● Data entries
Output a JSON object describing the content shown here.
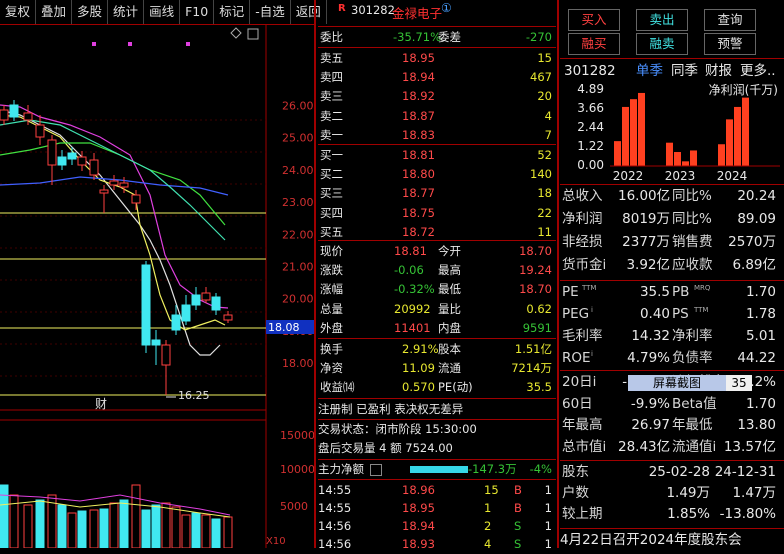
{
  "toolbar": {
    "items": [
      "复权",
      "叠加",
      "多股",
      "统计",
      "画线",
      "F10",
      "标记",
      "-自选",
      "返回"
    ]
  },
  "chart": {
    "y_ticks": [
      "26.00",
      "25.00",
      "24.00",
      "23.00",
      "22.00",
      "21.00",
      "20.00",
      "19.00",
      "18.00"
    ],
    "current_price_tag": "18.08",
    "low_label": "16.25",
    "finance_marker": "财",
    "volume_ticks": [
      "15000",
      "10000",
      "5000"
    ],
    "volume_unit": "X10"
  },
  "quote": {
    "badge": "R",
    "code": "301282",
    "name": "金禄电子",
    "info_icon": "①",
    "webi_label": "委比",
    "webi_value": "-35.71%",
    "weicha_label": "委差",
    "weicha_value": "-270",
    "asks": [
      {
        "label": "卖五",
        "price": "18.95",
        "vol": "15"
      },
      {
        "label": "卖四",
        "price": "18.94",
        "vol": "467"
      },
      {
        "label": "卖三",
        "price": "18.92",
        "vol": "20"
      },
      {
        "label": "卖二",
        "price": "18.87",
        "vol": "4"
      },
      {
        "label": "卖一",
        "price": "18.83",
        "vol": "7"
      }
    ],
    "bids": [
      {
        "label": "买一",
        "price": "18.81",
        "vol": "52"
      },
      {
        "label": "买二",
        "price": "18.80",
        "vol": "140"
      },
      {
        "label": "买三",
        "price": "18.77",
        "vol": "18"
      },
      {
        "label": "买四",
        "price": "18.75",
        "vol": "22"
      },
      {
        "label": "买五",
        "price": "18.72",
        "vol": "11"
      }
    ],
    "stats": [
      {
        "l1": "现价",
        "v1": "18.81",
        "l2": "今开",
        "v2": "18.70"
      },
      {
        "l1": "涨跌",
        "v1": "-0.06",
        "l2": "最高",
        "v2": "19.24"
      },
      {
        "l1": "涨幅",
        "v1": "-0.32%",
        "l2": "最低",
        "v2": "18.70"
      },
      {
        "l1": "总量",
        "v1": "20992",
        "l2": "量比",
        "v2": "0.62"
      },
      {
        "l1": "外盘",
        "v1": "11401",
        "l2": "内盘",
        "v2": "9591"
      }
    ],
    "stats2": [
      {
        "l1": "换手",
        "v1": "2.91%",
        "l2": "股本",
        "v2": "1.51亿"
      },
      {
        "l1": "净资",
        "v1": "11.09",
        "l2": "流通",
        "v2": "7214万"
      },
      {
        "l1": "收益⒁",
        "v1": "0.570",
        "l2": "PE(动)",
        "v2": "35.5"
      }
    ],
    "tags": "注册制 已盈利 表决权无差异",
    "trade_status": "交易状态：闭市阶段 15:30:00",
    "after_hours": "盘后交易量 4 额 7524.00",
    "main_flow_label": "主力净额",
    "main_flow_value": "-147.3万",
    "main_flow_pct": "-4%",
    "ticks": [
      {
        "time": "14:55",
        "price": "18.96",
        "vol": "15",
        "side": "B",
        "n": "1"
      },
      {
        "time": "14:55",
        "price": "18.95",
        "vol": "1",
        "side": "B",
        "n": "1"
      },
      {
        "time": "14:56",
        "price": "18.94",
        "vol": "2",
        "side": "S",
        "n": "1"
      },
      {
        "time": "14:56",
        "price": "18.93",
        "vol": "4",
        "side": "S",
        "n": "1"
      }
    ]
  },
  "right": {
    "buttons": [
      "买入",
      "卖出",
      "查询",
      "融买",
      "融卖",
      "预警"
    ],
    "code": "301282",
    "tabs": [
      "单季",
      "同季",
      "财报",
      "更多.."
    ],
    "chart_title": "净利润(千万)",
    "chart_data": {
      "type": "bar",
      "y_ticks": [
        "4.89",
        "3.66",
        "2.44",
        "1.22",
        "0.00"
      ],
      "ylim": [
        0,
        4.89
      ],
      "x_labels": [
        "2022",
        "2023",
        "2024"
      ],
      "values": [
        1.6,
        3.8,
        4.3,
        4.7,
        1.5,
        0.9,
        0.3,
        1.0,
        1.4,
        3.0,
        3.8,
        4.4
      ]
    },
    "metrics1": [
      {
        "l1": "总收入",
        "v1": "16.00亿",
        "l2": "同比%",
        "v2": "20.24"
      },
      {
        "l1": "净利润",
        "v1": "8019万",
        "l2": "同比%",
        "v2": "89.09"
      },
      {
        "l1": "非经损",
        "v1": "2377万",
        "l2": "销售费",
        "v2": "2570万"
      },
      {
        "l1": "货币金i",
        "v1": "3.92亿",
        "l2": "应收款",
        "v2": "6.89亿"
      }
    ],
    "metrics2": [
      {
        "l1": "PE",
        "sup1": "TTM",
        "v1": "35.5",
        "l2": "PB",
        "sup2": "MRQ",
        "v2": "1.70"
      },
      {
        "l1": "PEG",
        "sup1": "i",
        "v1": "0.40",
        "l2": "PS",
        "sup2": "TTM",
        "v2": "1.78"
      },
      {
        "l1": "毛利率",
        "sup1": "",
        "v1": "14.32",
        "l2": "净利率",
        "sup2": "",
        "v2": "5.01"
      },
      {
        "l1": "ROE",
        "sup1": "i",
        "v1": "4.79%",
        "l2": "负债率",
        "sup2": "",
        "v2": "44.22"
      }
    ],
    "perf": [
      {
        "l1": "20日i",
        "v1": "-23.9%",
        "l2": "涨幅排名",
        "v2": "-10.2%"
      },
      {
        "l1": "60日",
        "v1": "-9.9%",
        "l2": "Beta值",
        "v2": "1.70"
      },
      {
        "l1": "年最高",
        "v1": "26.97",
        "l2": "年最低",
        "v2": "13.80"
      },
      {
        "l1": "总市值i",
        "v1": "28.43亿",
        "l2": "流通值i",
        "v2": "13.57亿"
      }
    ],
    "screenshot_tip": "屏幕截图",
    "screenshot_num": "35",
    "holders": [
      {
        "l": "股东",
        "a": "25-02-28",
        "b": "24-12-31"
      },
      {
        "l": "户数",
        "a": "1.49万",
        "b": "1.47万"
      },
      {
        "l": "较上期",
        "a": "1.85%",
        "b": "-13.80%"
      }
    ],
    "notice": "4月22日召开2024年度股东会"
  }
}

● Aim
Ignore the images and quote every line of the listing exactly.

● Solution for this exercise
Output a JSON object describing the content shown here.
{
  "toolbar": {
    "items": [
      "复权",
      "叠加",
      "多股",
      "统计",
      "画线",
      "F10",
      "标记",
      "-自选",
      "返回"
    ]
  },
  "chart": {
    "y_ticks": [
      "26.00",
      "25.00",
      "24.00",
      "23.00",
      "22.00",
      "21.00",
      "20.00",
      "19.00",
      "18.00"
    ],
    "current_price_tag": "18.08",
    "low_label": "16.25",
    "finance_marker": "财",
    "volume_ticks": [
      "15000",
      "10000",
      "5000"
    ],
    "volume_unit": "X10"
  },
  "quote": {
    "badge": "R",
    "code": "301282",
    "name": "金禄电子",
    "info_icon": "①",
    "webi_label": "委比",
    "webi_value": "-35.71%",
    "weicha_label": "委差",
    "weicha_value": "-270",
    "asks": [
      {
        "label": "卖五",
        "price": "18.95",
        "vol": "15"
      },
      {
        "label": "卖四",
        "price": "18.94",
        "vol": "467"
      },
      {
        "label": "卖三",
        "price": "18.92",
        "vol": "20"
      },
      {
        "label": "卖二",
        "price": "18.87",
        "vol": "4"
      },
      {
        "label": "卖一",
        "price": "18.83",
        "vol": "7"
      }
    ],
    "bids": [
      {
        "label": "买一",
        "price": "18.81",
        "vol": "52"
      },
      {
        "label": "买二",
        "price": "18.80",
        "vol": "140"
      },
      {
        "label": "买三",
        "price": "18.77",
        "vol": "18"
      },
      {
        "label": "买四",
        "price": "18.75",
        "vol": "22"
      },
      {
        "label": "买五",
        "price": "18.72",
        "vol": "11"
      }
    ],
    "stats": [
      {
        "l1": "现价",
        "v1": "18.81",
        "l2": "今开",
        "v2": "18.70"
      },
      {
        "l1": "涨跌",
        "v1": "-0.06",
        "l2": "最高",
        "v2": "19.24"
      },
      {
        "l1": "涨幅",
        "v1": "-0.32%",
        "l2": "最低",
        "v2": "18.70"
      },
      {
        "l1": "总量",
        "v1": "20992",
        "l2": "量比",
        "v2": "0.62"
      },
      {
        "l1": "外盘",
        "v1": "11401",
        "l2": "内盘",
        "v2": "9591"
      }
    ],
    "stats2": [
      {
        "l1": "换手",
        "v1": "2.91%",
        "l2": "股本",
        "v2": "1.51亿"
      },
      {
        "l1": "净资",
        "v1": "11.09",
        "l2": "流通",
        "v2": "7214万"
      },
      {
        "l1": "收益⒁",
        "v1": "0.570",
        "l2": "PE(动)",
        "v2": "35.5"
      }
    ],
    "tags": "注册制 已盈利 表决权无差异",
    "trade_status": "交易状态：闭市阶段 15:30:00",
    "after_hours": "盘后交易量 4 额 7524.00",
    "main_flow_label": "主力净额",
    "main_flow_value": "-147.3万",
    "main_flow_pct": "-4%",
    "ticks": [
      {
        "time": "14:55",
        "price": "18.96",
        "vol": "15",
        "side": "B",
        "n": "1"
      },
      {
        "time": "14:55",
        "price": "18.95",
        "vol": "1",
        "side": "B",
        "n": "1"
      },
      {
        "time": "14:56",
        "price": "18.94",
        "vol": "2",
        "side": "S",
        "n": "1"
      },
      {
        "time": "14:56",
        "price": "18.93",
        "vol": "4",
        "side": "S",
        "n": "1"
      }
    ]
  },
  "right": {
    "buttons": [
      "买入",
      "卖出",
      "查询",
      "融买",
      "融卖",
      "预警"
    ],
    "code": "301282",
    "tabs": [
      "单季",
      "同季",
      "财报",
      "更多.."
    ],
    "chart_title": "净利润(千万)",
    "chart_data": {
      "type": "bar",
      "y_ticks": [
        "4.89",
        "3.66",
        "2.44",
        "1.22",
        "0.00"
      ],
      "ylim": [
        0,
        4.89
      ],
      "x_labels": [
        "2022",
        "2023",
        "2024"
      ],
      "values": [
        1.6,
        3.8,
        4.3,
        4.7,
        1.5,
        0.9,
        0.3,
        1.0,
        1.4,
        3.0,
        3.8,
        4.4
      ]
    },
    "metrics1": [
      {
        "l1": "总收入",
        "v1": "16.00亿",
        "l2": "同比%",
        "v2": "20.24"
      },
      {
        "l1": "净利润",
        "v1": "8019万",
        "l2": "同比%",
        "v2": "89.09"
      },
      {
        "l1": "非经损",
        "v1": "2377万",
        "l2": "销售费",
        "v2": "2570万"
      },
      {
        "l1": "货币金i",
        "v1": "3.92亿",
        "l2": "应收款",
        "v2": "6.89亿"
      }
    ],
    "metrics2": [
      {
        "l1": "PE",
        "sup1": "TTM",
        "v1": "35.5",
        "l2": "PB",
        "sup2": "MRQ",
        "v2": "1.70"
      },
      {
        "l1": "PEG",
        "sup1": "i",
        "v1": "0.40",
        "l2": "PS",
        "sup2": "TTM",
        "v2": "1.78"
      },
      {
        "l1": "毛利率",
        "sup1": "",
        "v1": "14.32",
        "l2": "净利率",
        "sup2": "",
        "v2": "5.01"
      },
      {
        "l1": "ROE",
        "sup1": "i",
        "v1": "4.79%",
        "l2": "负债率",
        "sup2": "",
        "v2": "44.22"
      }
    ],
    "perf": [
      {
        "l1": "20日i",
        "v1": "-23.9%",
        "l2": "涨幅排名",
        "v2": "-10.2%"
      },
      {
        "l1": "60日",
        "v1": "-9.9%",
        "l2": "Beta值",
        "v2": "1.70"
      },
      {
        "l1": "年最高",
        "v1": "26.97",
        "l2": "年最低",
        "v2": "13.80"
      },
      {
        "l1": "总市值i",
        "v1": "28.43亿",
        "l2": "流通值i",
        "v2": "13.57亿"
      }
    ],
    "screenshot_tip": "屏幕截图",
    "screenshot_num": "35",
    "holders": [
      {
        "l": "股东",
        "a": "25-02-28",
        "b": "24-12-31"
      },
      {
        "l": "户数",
        "a": "1.49万",
        "b": "1.47万"
      },
      {
        "l": "较上期",
        "a": "1.85%",
        "b": "-13.80%"
      }
    ],
    "notice": "4月22日召开2024年度股东会"
  }
}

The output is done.